[TASK INSTRUCTIONS]:
Return all of the entries word for word, but omit the pictures they contain.

═════ RECORDS SHOWN ═════

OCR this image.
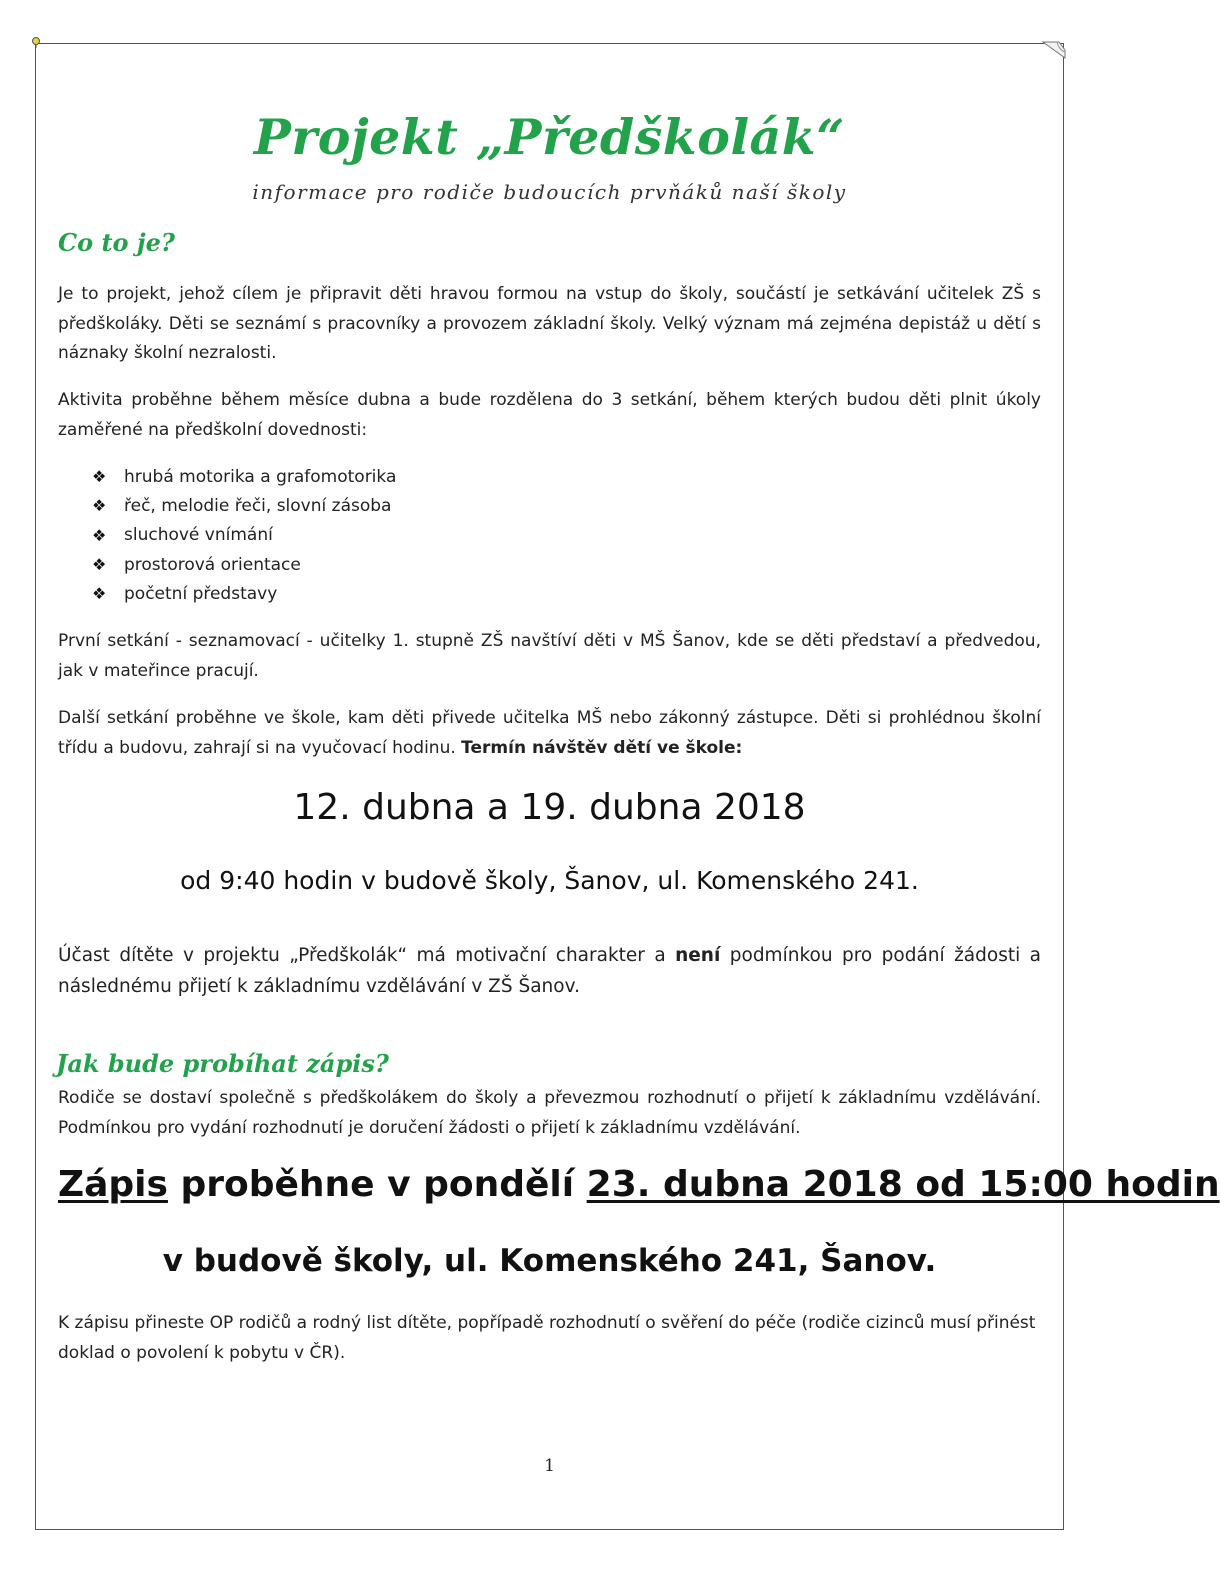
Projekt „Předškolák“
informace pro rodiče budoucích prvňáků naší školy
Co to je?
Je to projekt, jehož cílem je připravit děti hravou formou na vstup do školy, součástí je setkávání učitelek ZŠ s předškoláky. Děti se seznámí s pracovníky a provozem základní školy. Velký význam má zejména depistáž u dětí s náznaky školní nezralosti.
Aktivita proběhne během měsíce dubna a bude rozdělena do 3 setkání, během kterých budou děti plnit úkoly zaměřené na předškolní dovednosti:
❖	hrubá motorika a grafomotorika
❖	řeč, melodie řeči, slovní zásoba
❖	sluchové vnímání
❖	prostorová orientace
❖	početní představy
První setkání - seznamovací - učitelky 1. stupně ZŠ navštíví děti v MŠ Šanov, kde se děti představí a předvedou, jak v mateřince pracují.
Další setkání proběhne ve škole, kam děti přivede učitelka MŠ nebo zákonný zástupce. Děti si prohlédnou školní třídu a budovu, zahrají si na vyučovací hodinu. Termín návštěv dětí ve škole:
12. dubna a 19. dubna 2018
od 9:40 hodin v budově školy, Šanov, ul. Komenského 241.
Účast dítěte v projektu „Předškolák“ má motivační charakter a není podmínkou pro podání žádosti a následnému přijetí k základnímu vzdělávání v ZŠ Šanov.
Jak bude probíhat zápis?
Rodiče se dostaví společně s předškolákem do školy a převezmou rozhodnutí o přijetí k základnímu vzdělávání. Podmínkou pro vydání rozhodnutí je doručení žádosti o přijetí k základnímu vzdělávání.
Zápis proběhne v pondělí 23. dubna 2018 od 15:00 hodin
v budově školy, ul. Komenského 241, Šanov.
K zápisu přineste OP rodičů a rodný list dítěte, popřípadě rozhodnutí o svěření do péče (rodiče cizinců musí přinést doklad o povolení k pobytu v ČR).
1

═════

[OUTPUT]:
OCR this image.
Projekt „Předškolák“
informace pro rodiče budoucích prvňáků naší školy
Co to je?
Je to projekt, jehož cílem je připravit děti hravou formou na vstup do školy, součástí je setkávání učitelek ZŠ s předškoláky. Děti se seznámí s pracovníky a provozem základní školy. Velký význam má zejména depistáž u dětí s náznaky školní nezralosti.
Aktivita proběhne během měsíce dubna a bude rozdělena do 3 setkání, během kterých budou děti plnit úkoly zaměřené na předškolní dovednosti:
❖	hrubá motorika a grafomotorika
❖	řeč, melodie řeči, slovní zásoba
❖	sluchové vnímání
❖	prostorová orientace
❖	početní představy
První setkání - seznamovací - učitelky 1. stupně ZŠ navštíví děti v MŠ Šanov, kde se děti představí a předvedou, jak v mateřince pracují.
Další setkání proběhne ve škole, kam děti přivede učitelka MŠ nebo zákonný zástupce. Děti si prohlédnou školní třídu a budovu, zahrají si na vyučovací hodinu. Termín návštěv dětí ve škole:
12. dubna a 19. dubna 2018
od 9:40 hodin v budově školy, Šanov, ul. Komenského 241.
Účast dítěte v projektu „Předškolák“ má motivační charakter a není podmínkou pro podání žádosti a následnému přijetí k základnímu vzdělávání v ZŠ Šanov.
Jak bude probíhat zápis?
Rodiče se dostaví společně s předškolákem do školy a převezmou rozhodnutí o přijetí k základnímu vzdělávání. Podmínkou pro vydání rozhodnutí je doručení žádosti o přijetí k základnímu vzdělávání.
Zápis proběhne v pondělí 23. dubna 2018 od 15:00 hodin
v budově školy, ul. Komenského 241, Šanov.
K zápisu přineste OP rodičů a rodný list dítěte, popřípadě rozhodnutí o svěření do péče (rodiče cizinců musí přinést doklad o povolení k pobytu v ČR).
1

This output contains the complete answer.